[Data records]
━━━━━━━━━━
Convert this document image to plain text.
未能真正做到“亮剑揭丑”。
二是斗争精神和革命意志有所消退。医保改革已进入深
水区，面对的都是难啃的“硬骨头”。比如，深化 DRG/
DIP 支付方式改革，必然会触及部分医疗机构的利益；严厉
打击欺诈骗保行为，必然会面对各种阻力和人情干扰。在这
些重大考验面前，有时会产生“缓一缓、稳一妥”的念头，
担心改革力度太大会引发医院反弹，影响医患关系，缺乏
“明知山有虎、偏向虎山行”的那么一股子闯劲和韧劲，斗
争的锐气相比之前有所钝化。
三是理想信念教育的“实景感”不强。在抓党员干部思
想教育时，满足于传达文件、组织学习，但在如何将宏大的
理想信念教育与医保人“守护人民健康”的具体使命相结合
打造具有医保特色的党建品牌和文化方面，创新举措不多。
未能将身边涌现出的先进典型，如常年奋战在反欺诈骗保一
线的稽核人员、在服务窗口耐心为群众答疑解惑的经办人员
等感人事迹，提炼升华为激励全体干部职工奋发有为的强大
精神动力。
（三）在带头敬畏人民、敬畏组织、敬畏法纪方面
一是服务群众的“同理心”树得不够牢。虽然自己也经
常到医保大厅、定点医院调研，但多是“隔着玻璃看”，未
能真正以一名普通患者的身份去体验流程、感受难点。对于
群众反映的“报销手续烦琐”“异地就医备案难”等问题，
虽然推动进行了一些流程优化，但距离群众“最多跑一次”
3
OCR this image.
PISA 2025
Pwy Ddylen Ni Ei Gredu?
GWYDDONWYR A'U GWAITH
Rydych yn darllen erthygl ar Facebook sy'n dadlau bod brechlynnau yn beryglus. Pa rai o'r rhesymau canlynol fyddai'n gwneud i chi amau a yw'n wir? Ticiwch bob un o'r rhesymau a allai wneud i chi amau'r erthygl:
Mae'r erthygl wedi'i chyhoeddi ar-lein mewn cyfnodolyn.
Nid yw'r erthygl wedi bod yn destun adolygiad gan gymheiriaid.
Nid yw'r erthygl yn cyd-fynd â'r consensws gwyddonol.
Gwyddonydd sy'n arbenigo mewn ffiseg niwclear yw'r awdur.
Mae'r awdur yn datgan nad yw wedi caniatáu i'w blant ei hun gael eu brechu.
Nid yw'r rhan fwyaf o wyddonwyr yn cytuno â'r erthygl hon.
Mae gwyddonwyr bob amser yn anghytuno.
━━━━━━━━━━
Instructions to follow: Write out every entry exactly as given.

Reply to the exercise:
Convert this document image to plain text.
未能真正做到“亮剑揭丑”。
二是斗争精神和革命意志有所消退。医保改革已进入深
水区，面对的都是难啃的“硬骨头”。比如，深化 DRG/
DIP 支付方式改革，必然会触及部分医疗机构的利益；严厉
打击欺诈骗保行为，必然会面对各种阻力和人情干扰。在这
些重大考验面前，有时会产生“缓一缓、稳一妥”的念头，
担心改革力度太大会引发医院反弹，影响医患关系，缺乏
“明知山有虎、偏向虎山行”的那么一股子闯劲和韧劲，斗
争的锐气相比之前有所钝化。
三是理想信念教育的“实景感”不强。在抓党员干部思
想教育时，满足于传达文件、组织学习，但在如何将宏大的
理想信念教育与医保人“守护人民健康”的具体使命相结合
打造具有医保特色的党建品牌和文化方面，创新举措不多。
未能将身边涌现出的先进典型，如常年奋战在反欺诈骗保一
线的稽核人员、在服务窗口耐心为群众答疑解惑的经办人员
等感人事迹，提炼升华为激励全体干部职工奋发有为的强大
精神动力。
（三）在带头敬畏人民、敬畏组织、敬畏法纪方面
一是服务群众的“同理心”树得不够牢。虽然自己也经
常到医保大厅、定点医院调研，但多是“隔着玻璃看”，未
能真正以一名普通患者的身份去体验流程、感受难点。对于
群众反映的“报销手续烦琐”“异地就医备案难”等问题，
虽然推动进行了一些流程优化，但距离群众“最多跑一次”
3
OCR this image.
PISA 2025
Pwy Ddylen Ni Ei Gredu?
GWYDDONWYR A'U GWAITH
Rydych yn darllen erthygl ar Facebook sy'n dadlau bod brechlynnau yn beryglus. Pa rai o'r rhesymau canlynol fyddai'n gwneud i chi amau a yw'n wir? Ticiwch bob un o'r rhesymau a allai wneud i chi amau'r erthygl:
Mae'r erthygl wedi'i chyhoeddi ar-lein mewn cyfnodolyn.
Nid yw'r erthygl wedi bod yn destun adolygiad gan gymheiriaid.
Nid yw'r erthygl yn cyd-fynd â'r consensws gwyddonol.
Gwyddonydd sy'n arbenigo mewn ffiseg niwclear yw'r awdur.
Mae'r awdur yn datgan nad yw wedi caniatáu i'w blant ei hun gael eu brechu.
Nid yw'r rhan fwyaf o wyddonwyr yn cytuno â'r erthygl hon.
Mae gwyddonwyr bob amser yn anghytuno.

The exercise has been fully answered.